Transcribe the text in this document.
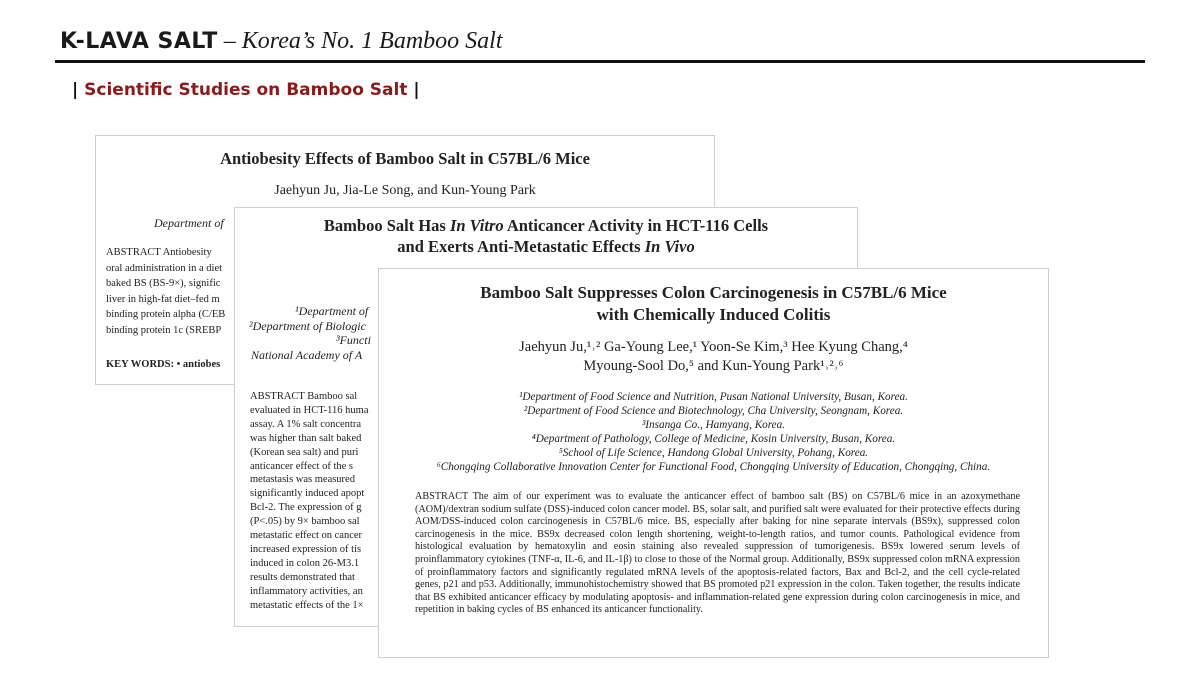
K-LAVA SALT – Korea’s No. 1 Bamboo Salt
| Scientific Studies on Bamboo Salt |
Antiobesity Effects of Bamboo Salt in C57BL/6 Mice
Jaehyun Ju, Jia-Le Song, and Kun-Young Park
Department of
ABSTRACT Antiobesity
oral administration in a diet
baked BS (BS-9×), signific
liver in high-fat diet–fed m
binding protein alpha (C/EB
binding protein 1c (SREBP
KEY WORDS: • antiobes
Bamboo Salt Has In Vitro Anticancer Activity in HCT-116 Cells
and Exerts Anti-Metastatic Effects In Vivo
¹Department of
²Department of Biologic
³Functi
National Academy of A
ABSTRACT Bamboo sal
evaluated in HCT-116 huma
assay. A 1% salt concentra
was higher than salt baked
(Korean sea salt) and puri
anticancer effect of the s
metastasis was measured
significantly induced apopt
Bcl-2. The expression of g
(P<.05) by 9× bamboo sal
metastatic effect on cancer
increased expression of tis
induced in colon 26-M3.1
results demonstrated that
inflammatory activities, an
metastatic effects of the 1×
Bamboo Salt Suppresses Colon Carcinogenesis in C57BL/6 Mice
with Chemically Induced Colitis
Jaehyun Ju,¹˒² Ga-Young Lee,¹ Yoon-Se Kim,³ Hee Kyung Chang,⁴
Myoung-Sool Do,⁵ and Kun-Young Park¹˒²˒⁶
¹Department of Food Science and Nutrition, Pusan National University, Busan, Korea.
²Department of Food Science and Biotechnology, Cha University, Seongnam, Korea.
³Insanga Co., Hamyang, Korea.
⁴Department of Pathology, College of Medicine, Kosin University, Busan, Korea.
⁵School of Life Science, Handong Global University, Pohang, Korea.
⁶Chongqing Collaborative Innovation Center for Functional Food, Chongqing University of Education, Chongqing, China.
ABSTRACT The aim of our experiment was to evaluate the anticancer effect of bamboo salt (BS) on C57BL/6 mice in an azoxymethane (AOM)/dextran sodium sulfate (DSS)-induced colon cancer model. BS, solar salt, and purified salt were evaluated for their protective effects during AOM/DSS-induced colon carcinogenesis in C57BL/6 mice. BS, especially after baking for nine separate intervals (BS9x), suppressed colon carcinogenesis in the mice. BS9x decreased colon length shortening, weight-to-length ratios, and tumor counts. Pathological evidence from histological evaluation by hematoxylin and eosin staining also revealed suppression of tumorigenesis. BS9x lowered serum levels of proinflammatory cytokines (TNF-α, IL-6, and IL-1β) to close to those of the Normal group. Additionally, BS9x suppressed colon mRNA expression of proinflammatory factors and significantly regulated mRNA levels of the apoptosis-related factors, Bax and Bcl-2, and the cell cycle-related genes, p21 and p53. Additionally, immunohistochemistry showed that BS promoted p21 expression in the colon. Taken together, the results indicate that BS exhibited anticancer efficacy by modulating apoptosis- and inflammation-related gene expression during colon carcinogenesis in mice, and repetition in baking cycles of BS enhanced its anticancer functionality.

━━━

Task to complete: Restate the listing above word for word, and skip the pictures.

Your response:
Transcribe the text in this document.
K-LAVA SALT – Korea’s No. 1 Bamboo Salt
| Scientific Studies on Bamboo Salt |
Antiobesity Effects of Bamboo Salt in C57BL/6 Mice
Jaehyun Ju, Jia-Le Song, and Kun-Young Park
Department of
ABSTRACT Antiobesity
oral administration in a diet
baked BS (BS-9×), signific
liver in high-fat diet–fed m
binding protein alpha (C/EB
binding protein 1c (SREBP
KEY WORDS: • antiobes
Bamboo Salt Has In Vitro Anticancer Activity in HCT-116 Cells
and Exerts Anti-Metastatic Effects In Vivo
¹Department of
²Department of Biologic
³Functi
National Academy of A
ABSTRACT Bamboo sal
evaluated in HCT-116 huma
assay. A 1% salt concentra
was higher than salt baked
(Korean sea salt) and puri
anticancer effect of the s
metastasis was measured
significantly induced apopt
Bcl-2. The expression of g
(P<.05) by 9× bamboo sal
metastatic effect on cancer
increased expression of tis
induced in colon 26-M3.1
results demonstrated that
inflammatory activities, an
metastatic effects of the 1×
Bamboo Salt Suppresses Colon Carcinogenesis in C57BL/6 Mice
with Chemically Induced Colitis
Jaehyun Ju,¹˒² Ga-Young Lee,¹ Yoon-Se Kim,³ Hee Kyung Chang,⁴
Myoung-Sool Do,⁵ and Kun-Young Park¹˒²˒⁶
¹Department of Food Science and Nutrition, Pusan National University, Busan, Korea.
²Department of Food Science and Biotechnology, Cha University, Seongnam, Korea.
³Insanga Co., Hamyang, Korea.
⁴Department of Pathology, College of Medicine, Kosin University, Busan, Korea.
⁵School of Life Science, Handong Global University, Pohang, Korea.
⁶Chongqing Collaborative Innovation Center for Functional Food, Chongqing University of Education, Chongqing, China.
ABSTRACT The aim of our experiment was to evaluate the anticancer effect of bamboo salt (BS) on C57BL/6 mice in an azoxymethane (AOM)/dextran sodium sulfate (DSS)-induced colon cancer model. BS, solar salt, and purified salt were evaluated for their protective effects during AOM/DSS-induced colon carcinogenesis in C57BL/6 mice. BS, especially after baking for nine separate intervals (BS9x), suppressed colon carcinogenesis in the mice. BS9x decreased colon length shortening, weight-to-length ratios, and tumor counts. Pathological evidence from histological evaluation by hematoxylin and eosin staining also revealed suppression of tumorigenesis. BS9x lowered serum levels of proinflammatory cytokines (TNF-α, IL-6, and IL-1β) to close to those of the Normal group. Additionally, BS9x suppressed colon mRNA expression of proinflammatory factors and significantly regulated mRNA levels of the apoptosis-related factors, Bax and Bcl-2, and the cell cycle-related genes, p21 and p53. Additionally, immunohistochemistry showed that BS promoted p21 expression in the colon. Taken together, the results indicate that BS exhibited anticancer efficacy by modulating apoptosis- and inflammation-related gene expression during colon carcinogenesis in mice, and repetition in baking cycles of BS enhanced its anticancer functionality.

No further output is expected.